**WRITTEN REQUEST**
The entries below should be given again exactly, minus their pictures.

Collected data
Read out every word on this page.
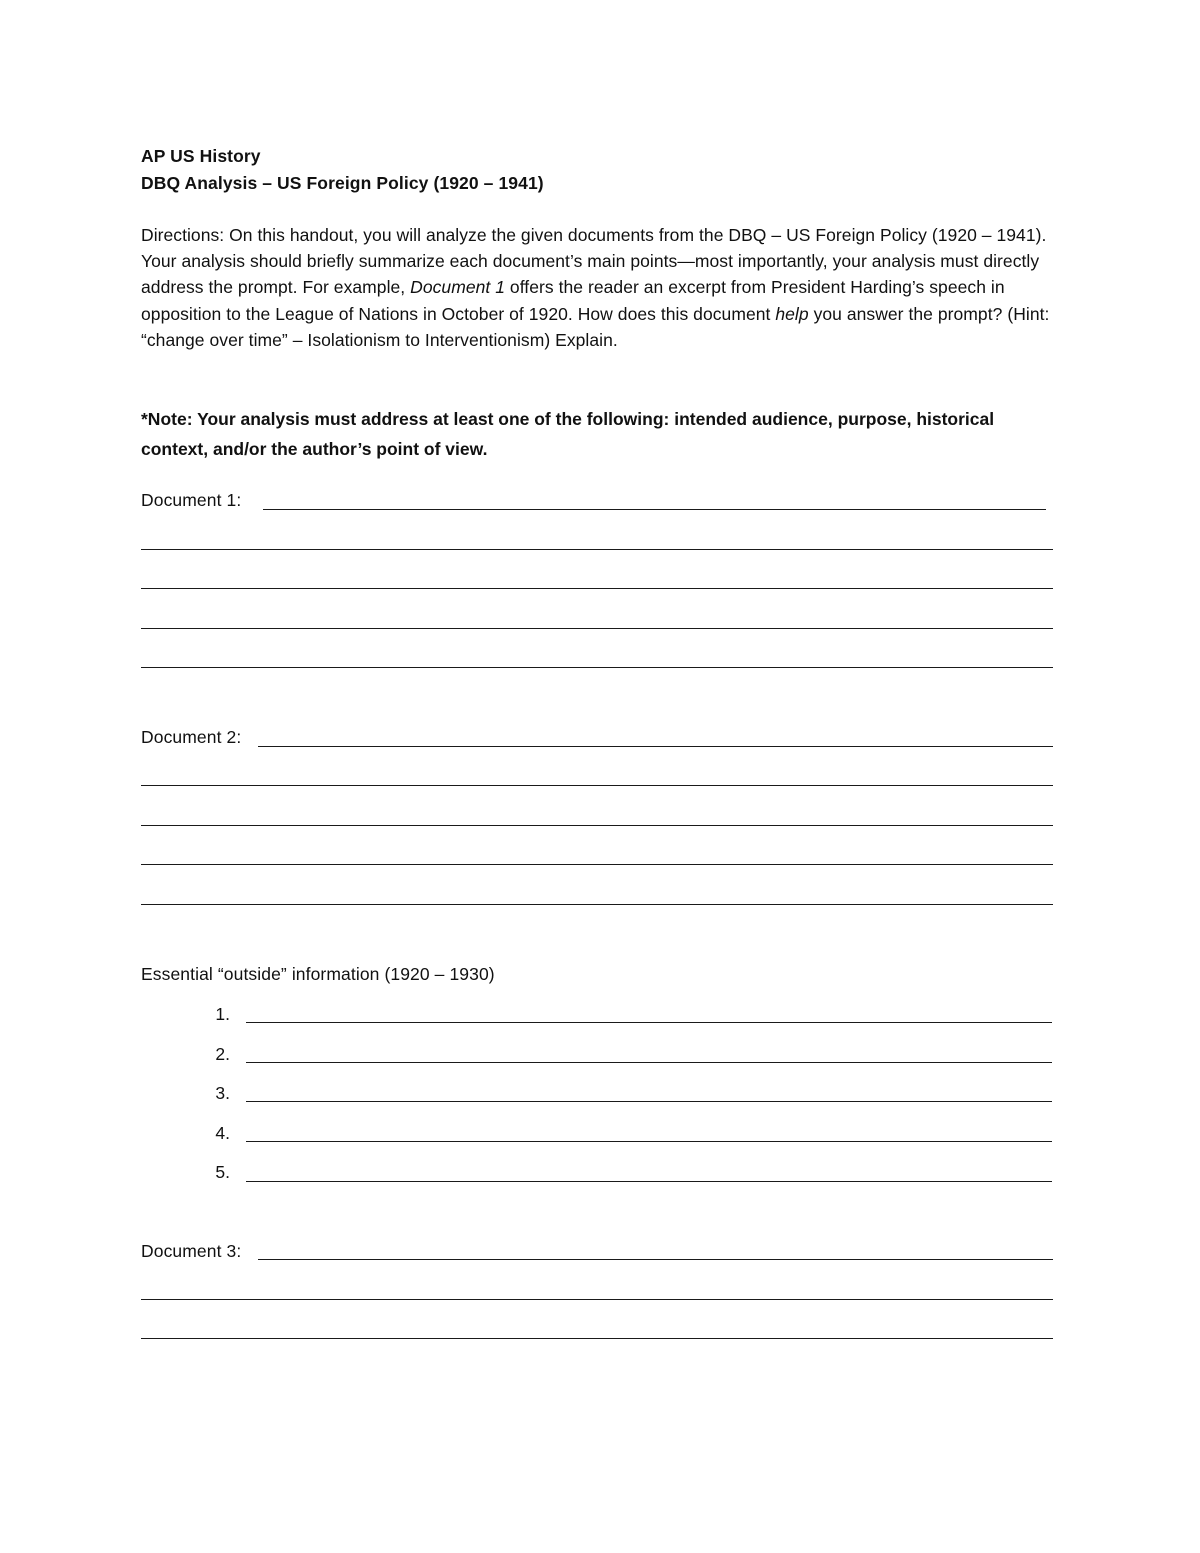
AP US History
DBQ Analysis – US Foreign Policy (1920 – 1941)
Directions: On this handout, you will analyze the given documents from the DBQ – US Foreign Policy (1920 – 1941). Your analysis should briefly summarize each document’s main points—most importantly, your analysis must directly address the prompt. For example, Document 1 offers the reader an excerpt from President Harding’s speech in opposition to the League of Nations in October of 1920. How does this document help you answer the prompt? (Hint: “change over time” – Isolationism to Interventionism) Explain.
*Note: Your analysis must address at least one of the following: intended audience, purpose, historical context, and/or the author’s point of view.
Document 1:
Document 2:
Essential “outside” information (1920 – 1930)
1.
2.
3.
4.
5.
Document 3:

**REPLY**
Read out every word on this page.
AP US History
DBQ Analysis – US Foreign Policy (1920 – 1941)
Directions: On this handout, you will analyze the given documents from the DBQ – US Foreign Policy (1920 – 1941). Your analysis should briefly summarize each document’s main points—most importantly, your analysis must directly address the prompt. For example, Document 1 offers the reader an excerpt from President Harding’s speech in opposition to the League of Nations in October of 1920. How does this document help you answer the prompt? (Hint: “change over time” – Isolationism to Interventionism) Explain.
*Note: Your analysis must address at least one of the following: intended audience, purpose, historical context, and/or the author’s point of view.
Document 1:
Document 2:
Essential “outside” information (1920 – 1930)
1.
2.
3.
4.
5.
Document 3:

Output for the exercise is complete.